*What to produce*: Only a number is wanted: how many lines of the entries include the string "JSON"?

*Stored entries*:
┏━━
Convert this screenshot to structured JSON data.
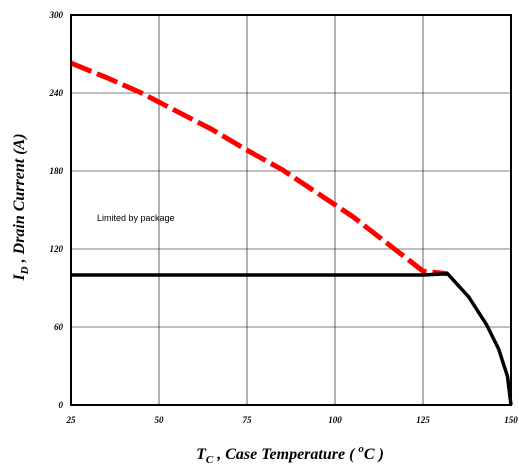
{
  "chart_data": {
    "type": "line",
    "xlim": [
      25,
      150
    ],
    "ylim": [
      0,
      300
    ],
    "x_ticks": [
      "25",
      "50",
      "75",
      "100",
      "125",
      "150"
    ],
    "y_ticks": [
      "0",
      "60",
      "120",
      "180",
      "240",
      "300"
    ],
    "grid": true,
    "xlabel": {
      "main": "T",
      "sub": "C",
      "rest": " , Case Temperature ( ",
      "sup": "o",
      "end": "C )"
    },
    "ylabel": {
      "main": "I",
      "sub": "D",
      "rest": " , Drain Current (A)"
    },
    "annotation": "Limited by package",
    "colors": {
      "red_series": "#ff0000",
      "black_series": "#000000",
      "grid": "#000000"
    },
    "series": [
      {
        "style": "dashed",
        "color": "#ff0000",
        "x": [
          25,
          35,
          45,
          55,
          65,
          75,
          85,
          95,
          105,
          115,
          125,
          132
        ],
        "y": [
          263,
          252,
          240,
          226,
          212,
          196,
          181,
          163,
          145,
          124,
          103,
          101
        ]
      },
      {
        "style": "solid",
        "color": "#000000",
        "x": [
          25,
          50,
          75,
          100,
          125,
          132,
          138,
          143,
          146.5,
          149,
          150
        ],
        "y": [
          100,
          100,
          100,
          100,
          100,
          101,
          83,
          62,
          43,
          22,
          0
        ]
      }
    ]
  }
}
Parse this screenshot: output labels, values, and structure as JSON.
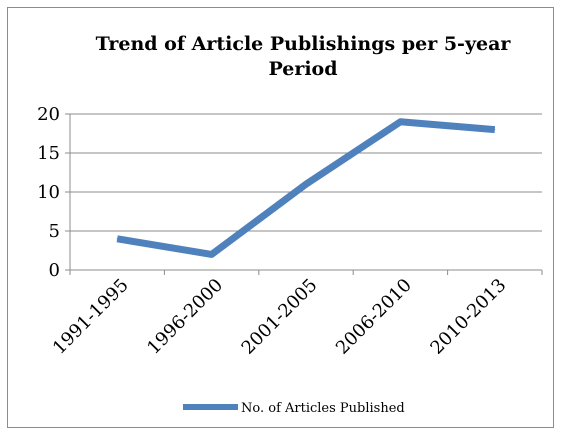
{
  "chart_data": {
    "type": "line",
    "title_lines": [
      "Trend of Article Publishings per 5-year",
      "Period"
    ],
    "categories": [
      "1991-1995",
      "1996-2000",
      "2001-2005",
      "2006-2010",
      "2010-2013"
    ],
    "series": [
      {
        "name": "No. of Articles Published",
        "values": [
          4,
          2,
          11,
          19,
          18
        ],
        "color": "#4f81bd"
      }
    ],
    "ylim": [
      0,
      20
    ],
    "yticks": [
      0,
      5,
      10,
      15,
      20
    ],
    "grid": true,
    "legend_position": "bottom"
  }
}
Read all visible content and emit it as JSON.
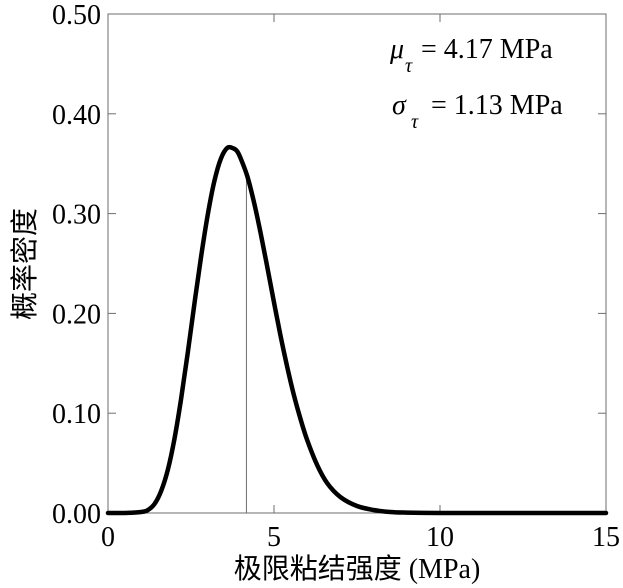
{
  "chart_data": {
    "type": "line",
    "title": "",
    "xlabel": "极限粘结强度 (MPa)",
    "ylabel": "概率密度",
    "xlim": [
      0,
      15
    ],
    "ylim": [
      0,
      0.5
    ],
    "xticks": [
      0,
      5,
      10,
      15
    ],
    "xtick_labels": [
      "0",
      "5",
      "10",
      "15"
    ],
    "yticks": [
      0,
      0.1,
      0.2,
      0.3,
      0.4,
      0.5
    ],
    "ytick_labels": [
      "0.00",
      "0.10",
      "0.20",
      "0.30",
      "0.40",
      "0.50"
    ],
    "grid": false,
    "series": [
      {
        "color": "#000000",
        "x": [
          0,
          0.5,
          1.0,
          1.2,
          1.4,
          1.6,
          1.8,
          2.0,
          2.2,
          2.4,
          2.6,
          2.8,
          3.0,
          3.2,
          3.4,
          3.6,
          3.8,
          3.9,
          4.0,
          4.2,
          4.4,
          4.6,
          4.8,
          5.0,
          5.2,
          5.4,
          5.6,
          5.8,
          6.0,
          6.3,
          6.6,
          7.0,
          7.5,
          8.0,
          8.5,
          9.0,
          10.0,
          12.0,
          15.0
        ],
        "y": [
          0,
          0,
          0.001,
          0.003,
          0.009,
          0.022,
          0.043,
          0.074,
          0.114,
          0.16,
          0.209,
          0.256,
          0.298,
          0.332,
          0.355,
          0.366,
          0.365,
          0.362,
          0.355,
          0.337,
          0.311,
          0.28,
          0.246,
          0.211,
          0.177,
          0.146,
          0.118,
          0.094,
          0.073,
          0.048,
          0.03,
          0.016,
          0.007,
          0.003,
          0.001,
          0.0004,
          0,
          0,
          0
        ]
      }
    ],
    "reference_line": {
      "x": 4.17
    },
    "annotations": [
      {
        "symbol": "μ",
        "subscript": "τ",
        "text": "= 4.17 MPa"
      },
      {
        "symbol": "σ",
        "subscript": "τ",
        "text": "= 1.13 MPa"
      }
    ]
  }
}
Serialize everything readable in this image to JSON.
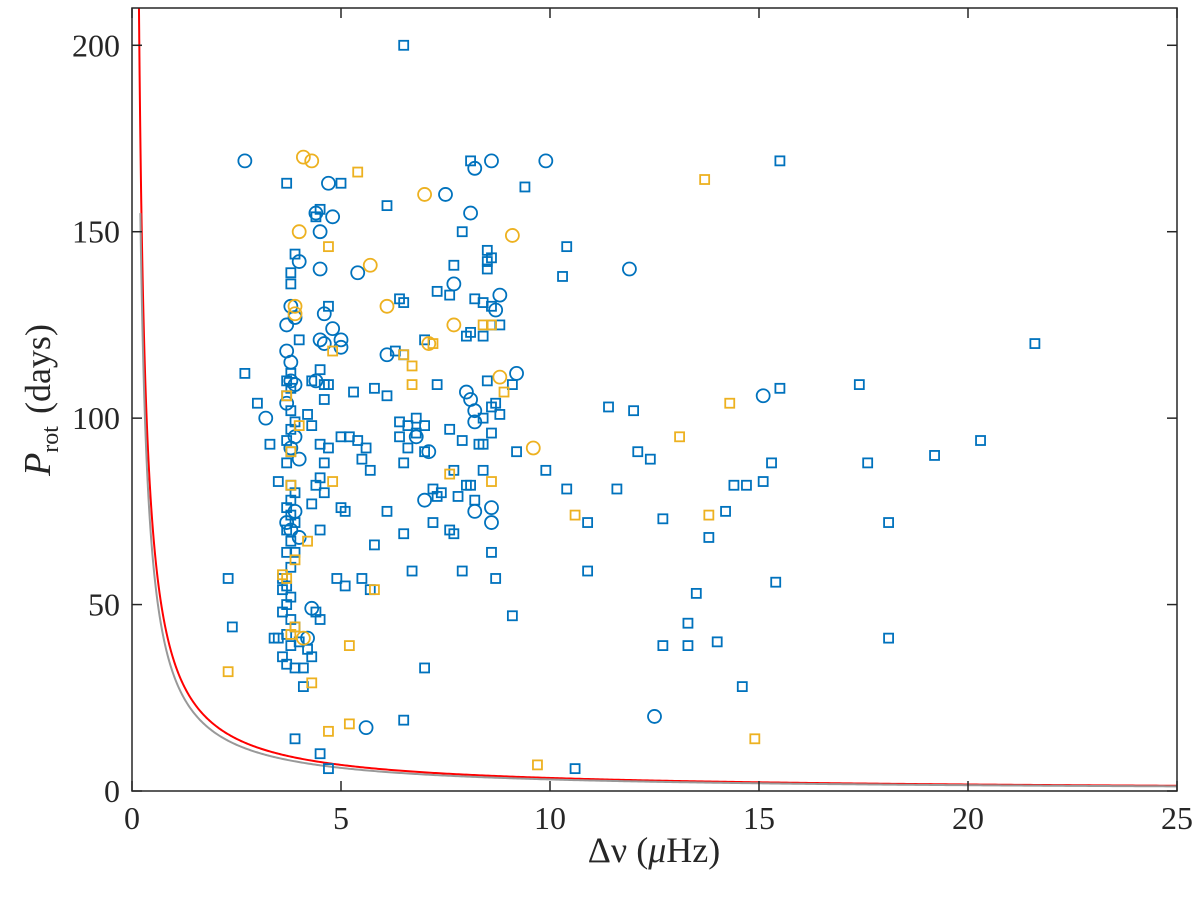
{
  "chart_data": {
    "type": "scatter",
    "title": "",
    "xlabel": {
      "symbol": "Δν",
      "unit_open": "(",
      "unit_mu": "μ",
      "unit_rest": "Hz)"
    },
    "ylabel": {
      "symbol": "P",
      "subscript": "rot",
      "unit": "(days)"
    },
    "xlim": [
      0,
      25
    ],
    "ylim": [
      0,
      210
    ],
    "xticks": [
      0,
      5,
      10,
      15,
      20,
      25
    ],
    "yticks": [
      0,
      50,
      100,
      150,
      200
    ],
    "xtick_labels": [
      "0",
      "5",
      "10",
      "15",
      "20",
      "25"
    ],
    "ytick_labels": [
      "0",
      "50",
      "100",
      "150",
      "200"
    ],
    "grid": false,
    "legend": "none",
    "colors": {
      "blue": "#0072BD",
      "yellow": "#EDB120",
      "red_curve": "#FF0000",
      "gray_curve": "#999999",
      "axis": "#262626"
    },
    "curves": [
      {
        "id": "red",
        "color": "#FF0000",
        "k": 35,
        "x_start": 0.16
      },
      {
        "id": "gray",
        "color": "#999999",
        "k": 31,
        "x_start": 0.2
      }
    ],
    "series": [
      {
        "color": "blue",
        "marker": "square",
        "points": [
          [
            6.5,
            200
          ],
          [
            3.7,
            163
          ],
          [
            5.0,
            163
          ],
          [
            3.9,
            144
          ],
          [
            3.8,
            139
          ],
          [
            3.8,
            136
          ],
          [
            4.0,
            121
          ],
          [
            3.8,
            112
          ],
          [
            3.7,
            110
          ],
          [
            3.8,
            108
          ],
          [
            3.7,
            106
          ],
          [
            3.8,
            102
          ],
          [
            3.9,
            99
          ],
          [
            3.8,
            97
          ],
          [
            3.7,
            94
          ],
          [
            3.8,
            91
          ],
          [
            3.7,
            88
          ],
          [
            3.5,
            83
          ],
          [
            3.8,
            82
          ],
          [
            3.9,
            80
          ],
          [
            3.8,
            78
          ],
          [
            3.7,
            76
          ],
          [
            3.8,
            74
          ],
          [
            3.9,
            72
          ],
          [
            3.7,
            70
          ],
          [
            3.8,
            67
          ],
          [
            3.9,
            64
          ],
          [
            3.7,
            64
          ],
          [
            3.8,
            60
          ],
          [
            3.6,
            57
          ],
          [
            3.7,
            55
          ],
          [
            3.6,
            54
          ],
          [
            3.8,
            52
          ],
          [
            3.7,
            50
          ],
          [
            3.6,
            48
          ],
          [
            3.8,
            46
          ],
          [
            3.9,
            44
          ],
          [
            3.7,
            42
          ],
          [
            3.5,
            41
          ],
          [
            3.8,
            39
          ],
          [
            3.6,
            36
          ],
          [
            3.7,
            34
          ],
          [
            3.9,
            33
          ],
          [
            4.1,
            33
          ],
          [
            4.0,
            40
          ],
          [
            4.2,
            38
          ],
          [
            4.3,
            36
          ],
          [
            4.1,
            28
          ],
          [
            3.9,
            14
          ],
          [
            4.5,
            10
          ],
          [
            4.7,
            6
          ],
          [
            4.4,
            154
          ],
          [
            4.5,
            156
          ],
          [
            4.7,
            130
          ],
          [
            4.5,
            113
          ],
          [
            4.3,
            110
          ],
          [
            4.6,
            109
          ],
          [
            4.7,
            109
          ],
          [
            4.6,
            105
          ],
          [
            4.2,
            101
          ],
          [
            4.3,
            98
          ],
          [
            4.5,
            93
          ],
          [
            4.7,
            92
          ],
          [
            4.6,
            88
          ],
          [
            4.5,
            84
          ],
          [
            4.4,
            82
          ],
          [
            4.6,
            80
          ],
          [
            4.3,
            77
          ],
          [
            4.5,
            70
          ],
          [
            4.4,
            48
          ],
          [
            4.5,
            46
          ],
          [
            2.3,
            57
          ],
          [
            2.4,
            44
          ],
          [
            2.7,
            112
          ],
          [
            3.0,
            104
          ],
          [
            3.3,
            93
          ],
          [
            3.4,
            41
          ],
          [
            6.1,
            157
          ],
          [
            6.4,
            132
          ],
          [
            6.5,
            131
          ],
          [
            6.3,
            118
          ],
          [
            6.5,
            117
          ],
          [
            5.3,
            107
          ],
          [
            5.8,
            108
          ],
          [
            6.1,
            106
          ],
          [
            6.4,
            99
          ],
          [
            6.6,
            98
          ],
          [
            6.8,
            96
          ],
          [
            7.0,
            98
          ],
          [
            5.0,
            95
          ],
          [
            5.2,
            95
          ],
          [
            5.4,
            94
          ],
          [
            5.6,
            92
          ],
          [
            5.5,
            89
          ],
          [
            5.7,
            86
          ],
          [
            6.4,
            95
          ],
          [
            6.6,
            92
          ],
          [
            6.5,
            88
          ],
          [
            6.8,
            100
          ],
          [
            7.0,
            91
          ],
          [
            5.0,
            76
          ],
          [
            5.1,
            75
          ],
          [
            6.1,
            75
          ],
          [
            6.5,
            69
          ],
          [
            5.8,
            66
          ],
          [
            4.9,
            57
          ],
          [
            5.1,
            55
          ],
          [
            5.5,
            57
          ],
          [
            5.7,
            54
          ],
          [
            6.7,
            59
          ],
          [
            7.0,
            33
          ],
          [
            6.5,
            19
          ],
          [
            7.3,
            134
          ],
          [
            7.6,
            133
          ],
          [
            7.7,
            141
          ],
          [
            7.9,
            150
          ],
          [
            7.0,
            121
          ],
          [
            7.3,
            109
          ],
          [
            8.1,
            123
          ],
          [
            8.0,
            122
          ],
          [
            8.4,
            131
          ],
          [
            8.6,
            130
          ],
          [
            8.5,
            142
          ],
          [
            8.6,
            143
          ],
          [
            8.5,
            145
          ],
          [
            8.5,
            140
          ],
          [
            8.6,
            125
          ],
          [
            8.8,
            125
          ],
          [
            8.2,
            132
          ],
          [
            8.4,
            122
          ],
          [
            7.6,
            97
          ],
          [
            7.9,
            94
          ],
          [
            8.3,
            93
          ],
          [
            8.4,
            93
          ],
          [
            8.1,
            82
          ],
          [
            8.0,
            82
          ],
          [
            7.7,
            86
          ],
          [
            8.4,
            86
          ],
          [
            7.2,
            81
          ],
          [
            7.3,
            79
          ],
          [
            7.4,
            80
          ],
          [
            7.8,
            79
          ],
          [
            7.2,
            72
          ],
          [
            7.6,
            70
          ],
          [
            7.7,
            69
          ],
          [
            8.2,
            78
          ],
          [
            8.4,
            100
          ],
          [
            8.6,
            103
          ],
          [
            8.7,
            104
          ],
          [
            8.5,
            110
          ],
          [
            8.8,
            101
          ],
          [
            8.6,
            96
          ],
          [
            8.7,
            57
          ],
          [
            7.9,
            59
          ],
          [
            8.6,
            64
          ],
          [
            9.2,
            91
          ],
          [
            9.1,
            109
          ],
          [
            9.4,
            162
          ],
          [
            8.1,
            169
          ],
          [
            9.1,
            47
          ],
          [
            9.9,
            86
          ],
          [
            10.4,
            146
          ],
          [
            10.3,
            138
          ],
          [
            10.4,
            81
          ],
          [
            10.9,
            72
          ],
          [
            10.9,
            59
          ],
          [
            10.6,
            6
          ],
          [
            11.4,
            103
          ],
          [
            11.6,
            81
          ],
          [
            12.0,
            102
          ],
          [
            12.1,
            91
          ],
          [
            12.4,
            89
          ],
          [
            12.7,
            73
          ],
          [
            12.7,
            39
          ],
          [
            13.3,
            45
          ],
          [
            13.3,
            39
          ],
          [
            13.5,
            53
          ],
          [
            13.8,
            68
          ],
          [
            14.0,
            40
          ],
          [
            14.2,
            75
          ],
          [
            14.4,
            82
          ],
          [
            14.7,
            82
          ],
          [
            14.6,
            28
          ],
          [
            15.1,
            83
          ],
          [
            15.3,
            88
          ],
          [
            15.4,
            56
          ],
          [
            15.5,
            108
          ],
          [
            15.5,
            169
          ],
          [
            17.4,
            109
          ],
          [
            17.6,
            88
          ],
          [
            18.1,
            72
          ],
          [
            18.1,
            41
          ],
          [
            19.2,
            90
          ],
          [
            20.3,
            94
          ],
          [
            21.6,
            120
          ]
        ]
      },
      {
        "color": "blue",
        "marker": "circle",
        "points": [
          [
            2.7,
            169
          ],
          [
            3.2,
            100
          ],
          [
            3.8,
            130
          ],
          [
            3.7,
            125
          ],
          [
            3.9,
            127
          ],
          [
            3.7,
            118
          ],
          [
            3.8,
            115
          ],
          [
            3.8,
            110
          ],
          [
            3.9,
            109
          ],
          [
            3.7,
            104
          ],
          [
            3.9,
            95
          ],
          [
            3.8,
            92
          ],
          [
            4.0,
            89
          ],
          [
            3.7,
            72
          ],
          [
            3.9,
            75
          ],
          [
            3.8,
            70
          ],
          [
            4.0,
            68
          ],
          [
            4.4,
            155
          ],
          [
            4.5,
            150
          ],
          [
            4.5,
            140
          ],
          [
            4.0,
            142
          ],
          [
            4.7,
            163
          ],
          [
            4.8,
            154
          ],
          [
            4.6,
            128
          ],
          [
            4.8,
            124
          ],
          [
            4.5,
            121
          ],
          [
            4.6,
            120
          ],
          [
            5.0,
            121
          ],
          [
            5.0,
            119
          ],
          [
            4.4,
            110
          ],
          [
            4.3,
            49
          ],
          [
            4.2,
            41
          ],
          [
            5.4,
            139
          ],
          [
            6.1,
            117
          ],
          [
            5.6,
            17
          ],
          [
            6.8,
            95
          ],
          [
            7.1,
            91
          ],
          [
            7.0,
            78
          ],
          [
            7.5,
            160
          ],
          [
            7.7,
            136
          ],
          [
            8.1,
            155
          ],
          [
            8.0,
            107
          ],
          [
            8.1,
            105
          ],
          [
            8.2,
            102
          ],
          [
            8.2,
            99
          ],
          [
            8.2,
            75
          ],
          [
            8.6,
            76
          ],
          [
            8.6,
            72
          ],
          [
            8.2,
            167
          ],
          [
            8.6,
            169
          ],
          [
            8.8,
            133
          ],
          [
            8.7,
            129
          ],
          [
            9.2,
            112
          ],
          [
            9.9,
            169
          ],
          [
            11.9,
            140
          ],
          [
            12.5,
            20
          ],
          [
            15.1,
            106
          ]
        ]
      },
      {
        "color": "yellow",
        "marker": "square",
        "points": [
          [
            5.4,
            166
          ],
          [
            4.7,
            146
          ],
          [
            4.8,
            118
          ],
          [
            3.7,
            106
          ],
          [
            3.8,
            91
          ],
          [
            4.0,
            98
          ],
          [
            3.8,
            82
          ],
          [
            4.8,
            83
          ],
          [
            4.2,
            67
          ],
          [
            3.9,
            62
          ],
          [
            3.6,
            58
          ],
          [
            3.7,
            57
          ],
          [
            5.8,
            54
          ],
          [
            3.9,
            44
          ],
          [
            3.8,
            42
          ],
          [
            4.3,
            29
          ],
          [
            2.3,
            32
          ],
          [
            4.7,
            16
          ],
          [
            5.2,
            18
          ],
          [
            5.2,
            39
          ],
          [
            6.5,
            117
          ],
          [
            6.7,
            114
          ],
          [
            6.7,
            109
          ],
          [
            7.2,
            120
          ],
          [
            8.4,
            125
          ],
          [
            8.6,
            125
          ],
          [
            7.6,
            85
          ],
          [
            8.6,
            83
          ],
          [
            8.9,
            107
          ],
          [
            9.7,
            7
          ],
          [
            10.6,
            74
          ],
          [
            13.1,
            95
          ],
          [
            13.7,
            164
          ],
          [
            13.8,
            74
          ],
          [
            14.3,
            104
          ],
          [
            14.9,
            14
          ]
        ]
      },
      {
        "color": "yellow",
        "marker": "circle",
        "points": [
          [
            4.1,
            170
          ],
          [
            4.3,
            169
          ],
          [
            4.0,
            150
          ],
          [
            3.9,
            130
          ],
          [
            3.9,
            128
          ],
          [
            4.1,
            41
          ],
          [
            5.7,
            141
          ],
          [
            6.1,
            130
          ],
          [
            7.0,
            160
          ],
          [
            7.7,
            125
          ],
          [
            7.1,
            120
          ],
          [
            8.8,
            111
          ],
          [
            9.1,
            149
          ],
          [
            9.6,
            92
          ]
        ]
      }
    ]
  }
}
┗━━
*Answer for this exercise*: 4